**WHAT YOU NEED TO DO**
Copy the records below exactly, leaving out any pictures.

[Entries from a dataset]
..............................

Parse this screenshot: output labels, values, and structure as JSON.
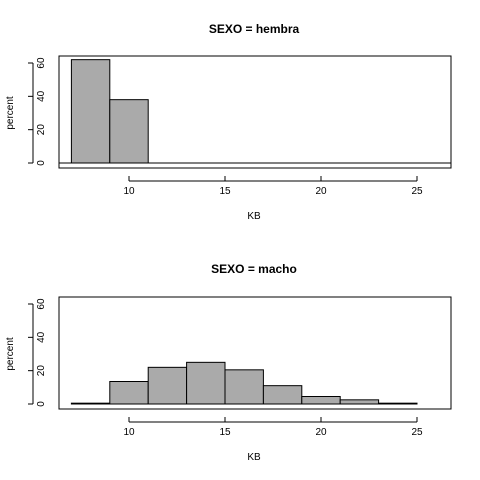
{
  "chart_data": [
    {
      "type": "bar",
      "title": "SEXO = hembra",
      "xlabel": "KB",
      "ylabel": "percent",
      "xlim": [
        6,
        27
      ],
      "ylim": [
        0,
        65
      ],
      "xticks": [
        10,
        15,
        20,
        25
      ],
      "yticks": [
        0,
        20,
        40,
        60
      ],
      "bins": [
        {
          "x0": 7,
          "x1": 9,
          "value": 62
        },
        {
          "x0": 9,
          "x1": 11,
          "value": 38
        }
      ]
    },
    {
      "type": "bar",
      "title": "SEXO = macho",
      "xlabel": "KB",
      "ylabel": "percent",
      "xlim": [
        6,
        27
      ],
      "ylim": [
        0,
        65
      ],
      "xticks": [
        10,
        15,
        20,
        25
      ],
      "yticks": [
        0,
        20,
        40,
        60
      ],
      "bins": [
        {
          "x0": 7,
          "x1": 9,
          "value": 0.5
        },
        {
          "x0": 9,
          "x1": 11,
          "value": 13.5
        },
        {
          "x0": 11,
          "x1": 13,
          "value": 22
        },
        {
          "x0": 13,
          "x1": 15,
          "value": 25
        },
        {
          "x0": 15,
          "x1": 17,
          "value": 20.5
        },
        {
          "x0": 17,
          "x1": 19,
          "value": 11
        },
        {
          "x0": 19,
          "x1": 21,
          "value": 4.5
        },
        {
          "x0": 21,
          "x1": 23,
          "value": 2.5
        },
        {
          "x0": 23,
          "x1": 25,
          "value": 0.5
        }
      ]
    }
  ]
}
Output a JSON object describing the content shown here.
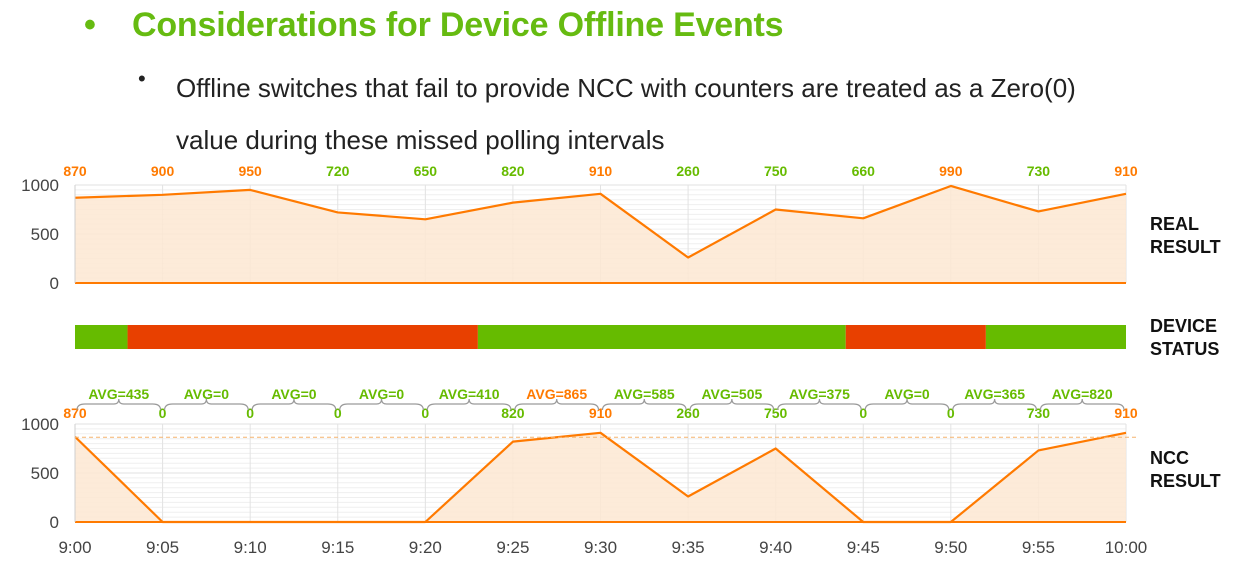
{
  "header": {
    "bullet": "•",
    "title": "Considerations for Device Offline Events",
    "sub_bullet": "•",
    "subtext": "Offline switches that fail to provide NCC with counters are treated as a Zero(0) value during these missed polling intervals"
  },
  "labels": {
    "real_line1": "REAL",
    "real_line2": "RESULT",
    "status_line1": "DEVICE",
    "status_line2": "STATUS",
    "ncc_line1": "NCC",
    "ncc_line2": "RESULT"
  },
  "colors": {
    "green": "#66bb00",
    "orange": "#ff7a00",
    "red": "#e84000",
    "fill": "#fde8d2",
    "grid": "#e2e2e2"
  },
  "chart_data": [
    {
      "type": "area",
      "name": "REAL RESULT",
      "x": [
        "9:00",
        "9:05",
        "9:10",
        "9:15",
        "9:20",
        "9:25",
        "9:30",
        "9:35",
        "9:40",
        "9:45",
        "9:50",
        "9:55",
        "10:00"
      ],
      "values": [
        870,
        900,
        950,
        720,
        650,
        820,
        910,
        260,
        750,
        660,
        990,
        730,
        910
      ],
      "value_label_colors": [
        "orange",
        "orange",
        "orange",
        "green",
        "green",
        "green",
        "orange",
        "green",
        "green",
        "green",
        "orange",
        "green",
        "orange"
      ],
      "yticks": [
        "1000",
        "500",
        "0"
      ],
      "ylim": [
        0,
        1000
      ]
    },
    {
      "type": "bar",
      "name": "DEVICE STATUS",
      "segments": [
        {
          "status": "online",
          "from": "9:00",
          "to": "9:03"
        },
        {
          "status": "offline",
          "from": "9:03",
          "to": "9:23"
        },
        {
          "status": "online",
          "from": "9:23",
          "to": "9:44"
        },
        {
          "status": "offline",
          "from": "9:44",
          "to": "9:52"
        },
        {
          "status": "online",
          "from": "9:52",
          "to": "10:00"
        }
      ]
    },
    {
      "type": "area",
      "name": "NCC RESULT",
      "x": [
        "9:00",
        "9:05",
        "9:10",
        "9:15",
        "9:20",
        "9:25",
        "9:30",
        "9:35",
        "9:40",
        "9:45",
        "9:50",
        "9:55",
        "10:00"
      ],
      "xtick_labels": [
        "9:00",
        "9:05",
        "9:10",
        "9:15",
        "9:20",
        "9:25",
        "9:30",
        "9:35",
        "9:40",
        "9:45",
        "9:50",
        "9:55",
        "10:00"
      ],
      "values": [
        870,
        0,
        0,
        0,
        0,
        820,
        910,
        260,
        750,
        0,
        0,
        730,
        910
      ],
      "value_labels": [
        "870",
        "0",
        "0",
        "0",
        "0",
        "820",
        "910",
        "260",
        "750",
        "0",
        "0",
        "730",
        "910"
      ],
      "value_label_colors": [
        "orange",
        "green",
        "green",
        "green",
        "green",
        "green",
        "orange",
        "green",
        "green",
        "green",
        "green",
        "green",
        "orange"
      ],
      "interval_averages": [
        "AVG=435",
        "AVG=0",
        "AVG=0",
        "AVG=0",
        "AVG=410",
        "AVG=865",
        "AVG=585",
        "AVG=505",
        "AVG=375",
        "AVG=0",
        "AVG=365",
        "AVG=820"
      ],
      "interval_average_colors": [
        "green",
        "green",
        "green",
        "green",
        "green",
        "orange",
        "green",
        "green",
        "green",
        "green",
        "green",
        "green"
      ],
      "reference_line": 865,
      "yticks": [
        "1000",
        "500",
        "0"
      ],
      "ylim": [
        0,
        1000
      ]
    }
  ]
}
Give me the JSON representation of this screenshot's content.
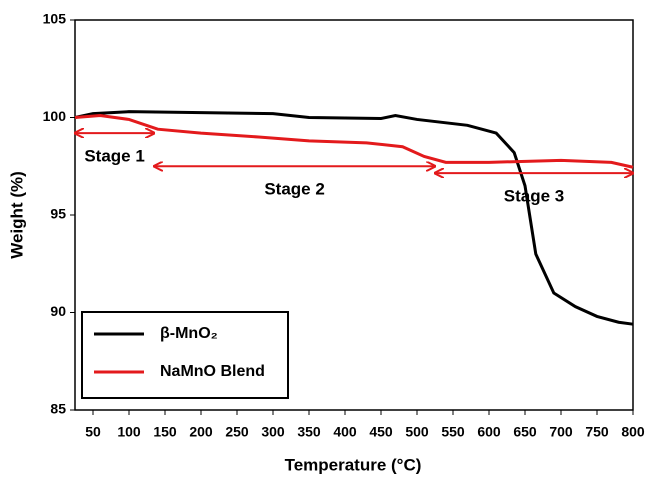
{
  "chart_data": {
    "type": "line",
    "xlabel": "Temperature (°C)",
    "ylabel": "Weight (%)",
    "xlim": [
      25,
      800
    ],
    "xticks": [
      50,
      100,
      150,
      200,
      250,
      300,
      350,
      400,
      450,
      500,
      550,
      600,
      650,
      700,
      750,
      800
    ],
    "ylim": [
      85,
      105
    ],
    "yticks": [
      85,
      90,
      95,
      100,
      105
    ],
    "grid": false,
    "legend": "lower left",
    "series": [
      {
        "name": "β-MnO₂",
        "color": "#000000",
        "x": [
          25,
          50,
          100,
          200,
          300,
          350,
          450,
          470,
          500,
          570,
          610,
          635,
          650,
          665,
          690,
          720,
          750,
          780,
          800
        ],
        "values": [
          100,
          100.2,
          100.3,
          100.25,
          100.2,
          100,
          99.95,
          100.1,
          99.9,
          99.6,
          99.2,
          98.2,
          96.5,
          93,
          91,
          90.3,
          89.8,
          89.5,
          89.4
        ]
      },
      {
        "name": "NaMnO Blend",
        "color": "#e31a1c",
        "x": [
          25,
          60,
          100,
          140,
          200,
          280,
          350,
          430,
          480,
          510,
          540,
          600,
          700,
          770,
          800
        ],
        "values": [
          100,
          100.1,
          99.9,
          99.4,
          99.2,
          99,
          98.8,
          98.7,
          98.5,
          98,
          97.7,
          97.7,
          97.8,
          97.7,
          97.45
        ]
      }
    ],
    "annotations": [
      {
        "text": "Stage 1",
        "x": [
          25,
          135
        ],
        "y": 99.2
      },
      {
        "text": "Stage 2",
        "x": [
          135,
          525
        ],
        "y": 97.5
      },
      {
        "text": "Stage 3",
        "x": [
          525,
          800
        ],
        "y": 97.15
      }
    ]
  }
}
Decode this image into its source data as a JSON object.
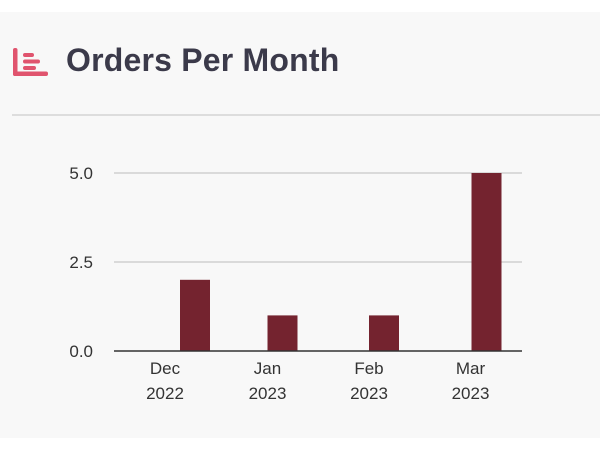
{
  "header": {
    "title": "Orders Per Month",
    "icon": "bar-chart-icon",
    "accent_color": "#e0546e"
  },
  "chart_data": {
    "type": "bar",
    "title": "Orders Per Month",
    "xlabel": "",
    "ylabel": "",
    "categories": [
      [
        "Dec",
        "2022"
      ],
      [
        "Jan",
        "2023"
      ],
      [
        "Feb",
        "2023"
      ],
      [
        "Mar",
        "2023"
      ]
    ],
    "values": [
      2,
      1,
      1,
      5
    ],
    "ylim": [
      0,
      5
    ],
    "yticks": [
      "0.0",
      "2.5",
      "5.0"
    ],
    "ytick_values": [
      0,
      2.5,
      5
    ],
    "grid": true,
    "bar_color": "#74232f",
    "grid_color": "#c8c8c8",
    "axis_color": "#333333"
  }
}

..............................

**WRITTEN ANSWER**
Parse this screenshot: output labels, values, and structure as JSON.
{
  "chart_data": [
    {
      "type": "bar",
      "title": "SEXO = hembra",
      "xlabel": "KB",
      "ylabel": "percent",
      "xlim": [
        6,
        27
      ],
      "ylim": [
        0,
        65
      ],
      "xticks": [
        10,
        15,
        20,
        25
      ],
      "yticks": [
        0,
        20,
        40,
        60
      ],
      "bins": [
        {
          "x0": 7,
          "x1": 9,
          "value": 62
        },
        {
          "x0": 9,
          "x1": 11,
          "value": 38
        }
      ]
    },
    {
      "type": "bar",
      "title": "SEXO = macho",
      "xlabel": "KB",
      "ylabel": "percent",
      "xlim": [
        6,
        27
      ],
      "ylim": [
        0,
        65
      ],
      "xticks": [
        10,
        15,
        20,
        25
      ],
      "yticks": [
        0,
        20,
        40,
        60
      ],
      "bins": [
        {
          "x0": 7,
          "x1": 9,
          "value": 0.5
        },
        {
          "x0": 9,
          "x1": 11,
          "value": 13.5
        },
        {
          "x0": 11,
          "x1": 13,
          "value": 22
        },
        {
          "x0": 13,
          "x1": 15,
          "value": 25
        },
        {
          "x0": 15,
          "x1": 17,
          "value": 20.5
        },
        {
          "x0": 17,
          "x1": 19,
          "value": 11
        },
        {
          "x0": 19,
          "x1": 21,
          "value": 4.5
        },
        {
          "x0": 21,
          "x1": 23,
          "value": 2.5
        },
        {
          "x0": 23,
          "x1": 25,
          "value": 0.5
        }
      ]
    }
  ]
}
Output a JSON object describing the content shown here.
{
  "header": {
    "bullet": "•",
    "title": "Considerations for Device Offline Events",
    "sub_bullet": "•",
    "subtext": "Offline switches that fail to provide NCC with counters are treated as a Zero(0) value during these missed polling intervals"
  },
  "labels": {
    "real_line1": "REAL",
    "real_line2": "RESULT",
    "status_line1": "DEVICE",
    "status_line2": "STATUS",
    "ncc_line1": "NCC",
    "ncc_line2": "RESULT"
  },
  "colors": {
    "green": "#66bb00",
    "orange": "#ff7a00",
    "red": "#e84000",
    "fill": "#fde8d2",
    "grid": "#e2e2e2"
  },
  "chart_data": [
    {
      "type": "area",
      "name": "REAL RESULT",
      "x": [
        "9:00",
        "9:05",
        "9:10",
        "9:15",
        "9:20",
        "9:25",
        "9:30",
        "9:35",
        "9:40",
        "9:45",
        "9:50",
        "9:55",
        "10:00"
      ],
      "values": [
        870,
        900,
        950,
        720,
        650,
        820,
        910,
        260,
        750,
        660,
        990,
        730,
        910
      ],
      "value_label_colors": [
        "orange",
        "orange",
        "orange",
        "green",
        "green",
        "green",
        "orange",
        "green",
        "green",
        "green",
        "orange",
        "green",
        "orange"
      ],
      "yticks": [
        "1000",
        "500",
        "0"
      ],
      "ylim": [
        0,
        1000
      ]
    },
    {
      "type": "bar",
      "name": "DEVICE STATUS",
      "segments": [
        {
          "status": "online",
          "from": "9:00",
          "to": "9:03"
        },
        {
          "status": "offline",
          "from": "9:03",
          "to": "9:23"
        },
        {
          "status": "online",
          "from": "9:23",
          "to": "9:44"
        },
        {
          "status": "offline",
          "from": "9:44",
          "to": "9:52"
        },
        {
          "status": "online",
          "from": "9:52",
          "to": "10:00"
        }
      ]
    },
    {
      "type": "area",
      "name": "NCC RESULT",
      "x": [
        "9:00",
        "9:05",
        "9:10",
        "9:15",
        "9:20",
        "9:25",
        "9:30",
        "9:35",
        "9:40",
        "9:45",
        "9:50",
        "9:55",
        "10:00"
      ],
      "xtick_labels": [
        "9:00",
        "9:05",
        "9:10",
        "9:15",
        "9:20",
        "9:25",
        "9:30",
        "9:35",
        "9:40",
        "9:45",
        "9:50",
        "9:55",
        "10:00"
      ],
      "values": [
        870,
        0,
        0,
        0,
        0,
        820,
        910,
        260,
        750,
        0,
        0,
        730,
        910
      ],
      "value_labels": [
        "870",
        "0",
        "0",
        "0",
        "0",
        "820",
        "910",
        "260",
        "750",
        "0",
        "0",
        "730",
        "910"
      ],
      "value_label_colors": [
        "orange",
        "green",
        "green",
        "green",
        "green",
        "green",
        "orange",
        "green",
        "green",
        "green",
        "green",
        "green",
        "orange"
      ],
      "interval_averages": [
        "AVG=435",
        "AVG=0",
        "AVG=0",
        "AVG=0",
        "AVG=410",
        "AVG=865",
        "AVG=585",
        "AVG=505",
        "AVG=375",
        "AVG=0",
        "AVG=365",
        "AVG=820"
      ],
      "interval_average_colors": [
        "green",
        "green",
        "green",
        "green",
        "green",
        "orange",
        "green",
        "green",
        "green",
        "green",
        "green",
        "green"
      ],
      "reference_line": 865,
      "yticks": [
        "1000",
        "500",
        "0"
      ],
      "ylim": [
        0,
        1000
      ]
    }
  ]
}
Give me the JSON representation of this screenshot's content.
{
  "chart_data": {
    "type": "line",
    "xlabel": "Temperature (°C)",
    "ylabel": "Weight (%)",
    "xlim": [
      25,
      800
    ],
    "xticks": [
      50,
      100,
      150,
      200,
      250,
      300,
      350,
      400,
      450,
      500,
      550,
      600,
      650,
      700,
      750,
      800
    ],
    "ylim": [
      85,
      105
    ],
    "yticks": [
      85,
      90,
      95,
      100,
      105
    ],
    "grid": false,
    "legend": "lower left",
    "series": [
      {
        "name": "β-MnO₂",
        "color": "#000000",
        "x": [
          25,
          50,
          100,
          200,
          300,
          350,
          450,
          470,
          500,
          570,
          610,
          635,
          650,
          665,
          690,
          720,
          750,
          780,
          800
        ],
        "values": [
          100,
          100.2,
          100.3,
          100.25,
          100.2,
          100,
          99.95,
          100.1,
          99.9,
          99.6,
          99.2,
          98.2,
          96.5,
          93,
          91,
          90.3,
          89.8,
          89.5,
          89.4
        ]
      },
      {
        "name": "NaMnO Blend",
        "color": "#e31a1c",
        "x": [
          25,
          60,
          100,
          140,
          200,
          280,
          350,
          430,
          480,
          510,
          540,
          600,
          700,
          770,
          800
        ],
        "values": [
          100,
          100.1,
          99.9,
          99.4,
          99.2,
          99,
          98.8,
          98.7,
          98.5,
          98,
          97.7,
          97.7,
          97.8,
          97.7,
          97.45
        ]
      }
    ],
    "annotations": [
      {
        "text": "Stage 1",
        "x": [
          25,
          135
        ],
        "y": 99.2
      },
      {
        "text": "Stage 2",
        "x": [
          135,
          525
        ],
        "y": 97.5
      },
      {
        "text": "Stage 3",
        "x": [
          525,
          800
        ],
        "y": 97.15
      }
    ]
  }
}
Decode this image into its source data as a JSON object.
{
  "header": {
    "title": "Orders Per Month",
    "icon": "bar-chart-icon",
    "accent_color": "#e0546e"
  },
  "chart_data": {
    "type": "bar",
    "title": "Orders Per Month",
    "xlabel": "",
    "ylabel": "",
    "categories": [
      [
        "Dec",
        "2022"
      ],
      [
        "Jan",
        "2023"
      ],
      [
        "Feb",
        "2023"
      ],
      [
        "Mar",
        "2023"
      ]
    ],
    "values": [
      2,
      1,
      1,
      5
    ],
    "ylim": [
      0,
      5
    ],
    "yticks": [
      "0.0",
      "2.5",
      "5.0"
    ],
    "ytick_values": [
      0,
      2.5,
      5
    ],
    "grid": true,
    "bar_color": "#74232f",
    "grid_color": "#c8c8c8",
    "axis_color": "#333333"
  }
}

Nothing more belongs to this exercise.